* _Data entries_
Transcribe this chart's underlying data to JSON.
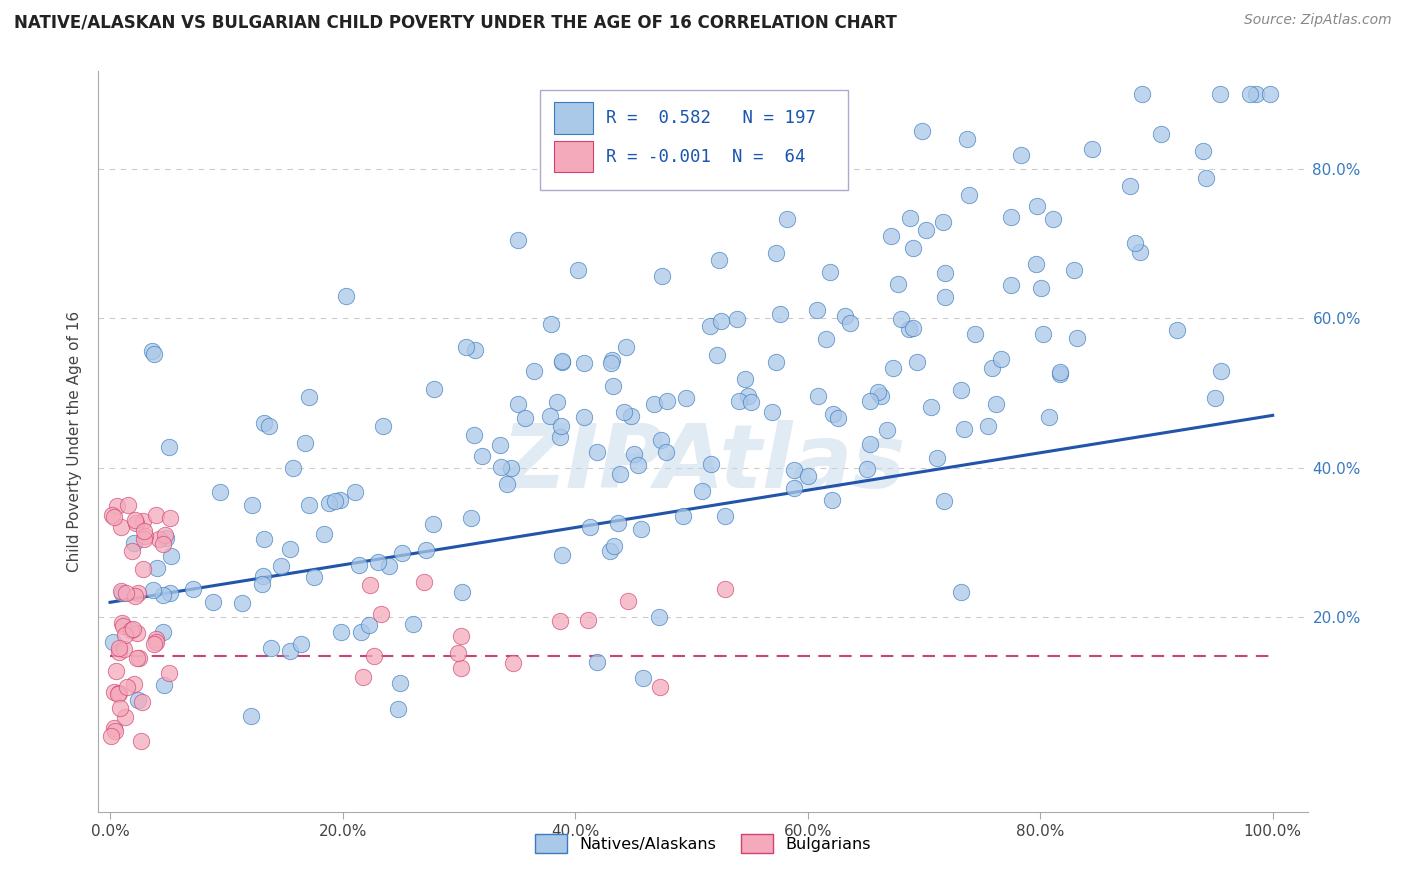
{
  "title": "NATIVE/ALASKAN VS BULGARIAN CHILD POVERTY UNDER THE AGE OF 16 CORRELATION CHART",
  "source": "Source: ZipAtlas.com",
  "ylabel": "Child Poverty Under the Age of 16",
  "background_color": "#ffffff",
  "native_fill": "#aac8e8",
  "native_edge": "#3a7abf",
  "bulgarian_fill": "#f4aabb",
  "bulgarian_edge": "#d04070",
  "native_R": 0.582,
  "native_N": 197,
  "bulgarian_R": -0.001,
  "bulgarian_N": 64,
  "grid_color": "#cccccc",
  "native_line_color": "#2255aa",
  "bulgarian_line_color": "#cc4477",
  "watermark_color": "#c5d8ea",
  "watermark_alpha": 0.5,
  "right_tick_color": "#3a7abf",
  "title_fontsize": 12,
  "source_fontsize": 10,
  "tick_fontsize": 11,
  "ylabel_fontsize": 11
}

* _WORK TO BE COMPLETED_
Repeat everything in the records precisely. Images are excluded from the copy.

* _THE ANSWER_
Transcribe this chart's underlying data to JSON.
{
  "title": "NATIVE/ALASKAN VS BULGARIAN CHILD POVERTY UNDER THE AGE OF 16 CORRELATION CHART",
  "source": "Source: ZipAtlas.com",
  "ylabel": "Child Poverty Under the Age of 16",
  "background_color": "#ffffff",
  "native_fill": "#aac8e8",
  "native_edge": "#3a7abf",
  "bulgarian_fill": "#f4aabb",
  "bulgarian_edge": "#d04070",
  "native_R": 0.582,
  "native_N": 197,
  "bulgarian_R": -0.001,
  "bulgarian_N": 64,
  "grid_color": "#cccccc",
  "native_line_color": "#2255aa",
  "bulgarian_line_color": "#cc4477",
  "watermark_color": "#c5d8ea",
  "watermark_alpha": 0.5,
  "right_tick_color": "#3a7abf",
  "title_fontsize": 12,
  "source_fontsize": 10,
  "tick_fontsize": 11,
  "ylabel_fontsize": 11
}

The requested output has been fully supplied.